** Start ENTRIES PROVIDED **

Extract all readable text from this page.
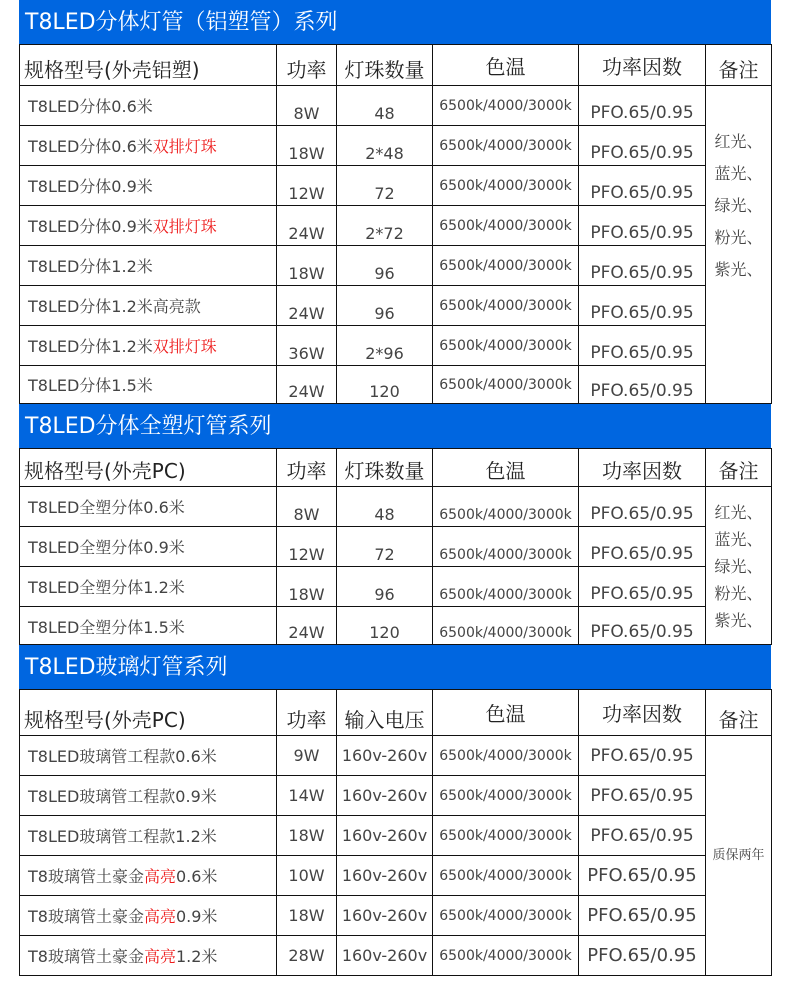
T8LED分体灯管（铝塑管）系列
规格型号(外壳铝塑)	功率	灯珠数量	色温	功率因数	备注
T8LED分体0.6米	8W	48	6500k/4000/3000k	PFO.65/0.95	红光、蓝光、绿光、粉光、紫光、
T8LED分体0.6米双排灯珠	18W	2*48	6500k/4000/3000k	PFO.65/0.95	
T8LED分体0.9米	12W	72	6500k/4000/3000k	PFO.65/0.95	
T8LED分体0.9米双排灯珠	24W	2*72	6500k/4000/3000k	PFO.65/0.95	
T8LED分体1.2米	18W	96	6500k/4000/3000k	PFO.65/0.95	
T8LED分体1.2米高亮款	24W	96	6500k/4000/3000k	PFO.65/0.95	
T8LED分体1.2米双排灯珠	36W	2*96	6500k/4000/3000k	PFO.65/0.95	
T8LED分体1.5米	24W	120	6500k/4000/3000k	PFO.65/0.95	
T8LED分体全塑灯管系列
规格型号(外壳PC)	功率	灯珠数量	色温	功率因数	备注
T8LED全塑分体0.6米	8W	48	6500k/4000/3000k	PFO.65/0.95	红光、蓝光、绿光、粉光、紫光、
T8LED全塑分体0.9米	12W	72	6500k/4000/3000k	PFO.65/0.95	
T8LED全塑分体1.2米	18W	96	6500k/4000/3000k	PFO.65/0.95	
T8LED全塑分体1.5米	24W	120	6500k/4000/3000k	PFO.65/0.95	
T8LED玻璃灯管系列
规格型号(外壳PC)	功率	输入电压	色温	功率因数	备注
T8LED玻璃管工程款0.6米	9W	160v-260v	6500k/4000/3000k	PFO.65/0.95	质保两年
T8LED玻璃管工程款0.9米	14W	160v-260v	6500k/4000/3000k	PFO.65/0.95	
T8LED玻璃管工程款1.2米	18W	160v-260v	6500k/4000/3000k	PFO.65/0.95	
T8玻璃管土豪金高亮0.6米	10W	160v-260v	6500k/4000/3000k	PFO.65/0.95	
T8玻璃管土豪金高亮0.9米	18W	160v-260v	6500k/4000/3000k	PFO.65/0.95	
T8玻璃管土豪金高亮1.2米	28W	160v-260v	6500k/4000/3000k	PFO.65/0.95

** End ENTRIES PROVIDED **

=== TASK INSTRUCTIONS ===
Reproduce every entry exactly, but omit each picture.

=== SOLUTION TO THIS TASK ===
Extract all readable text from this page.
T8LED分体灯管（铝塑管）系列
规格型号(外壳铝塑)	功率	灯珠数量	色温	功率因数	备注
T8LED分体0.6米	8W	48	6500k/4000/3000k	PFO.65/0.95	红光、蓝光、绿光、粉光、紫光、
T8LED分体0.6米双排灯珠	18W	2*48	6500k/4000/3000k	PFO.65/0.95	
T8LED分体0.9米	12W	72	6500k/4000/3000k	PFO.65/0.95	
T8LED分体0.9米双排灯珠	24W	2*72	6500k/4000/3000k	PFO.65/0.95	
T8LED分体1.2米	18W	96	6500k/4000/3000k	PFO.65/0.95	
T8LED分体1.2米高亮款	24W	96	6500k/4000/3000k	PFO.65/0.95	
T8LED分体1.2米双排灯珠	36W	2*96	6500k/4000/3000k	PFO.65/0.95	
T8LED分体1.5米	24W	120	6500k/4000/3000k	PFO.65/0.95	
T8LED分体全塑灯管系列
规格型号(外壳PC)	功率	灯珠数量	色温	功率因数	备注
T8LED全塑分体0.6米	8W	48	6500k/4000/3000k	PFO.65/0.95	红光、蓝光、绿光、粉光、紫光、
T8LED全塑分体0.9米	12W	72	6500k/4000/3000k	PFO.65/0.95	
T8LED全塑分体1.2米	18W	96	6500k/4000/3000k	PFO.65/0.95	
T8LED全塑分体1.5米	24W	120	6500k/4000/3000k	PFO.65/0.95	
T8LED玻璃灯管系列
规格型号(外壳PC)	功率	输入电压	色温	功率因数	备注
T8LED玻璃管工程款0.6米	9W	160v-260v	6500k/4000/3000k	PFO.65/0.95	质保两年
T8LED玻璃管工程款0.9米	14W	160v-260v	6500k/4000/3000k	PFO.65/0.95	
T8LED玻璃管工程款1.2米	18W	160v-260v	6500k/4000/3000k	PFO.65/0.95	
T8玻璃管土豪金高亮0.6米	10W	160v-260v	6500k/4000/3000k	PFO.65/0.95	
T8玻璃管土豪金高亮0.9米	18W	160v-260v	6500k/4000/3000k	PFO.65/0.95	
T8玻璃管土豪金高亮1.2米	28W	160v-260v	6500k/4000/3000k	PFO.65/0.95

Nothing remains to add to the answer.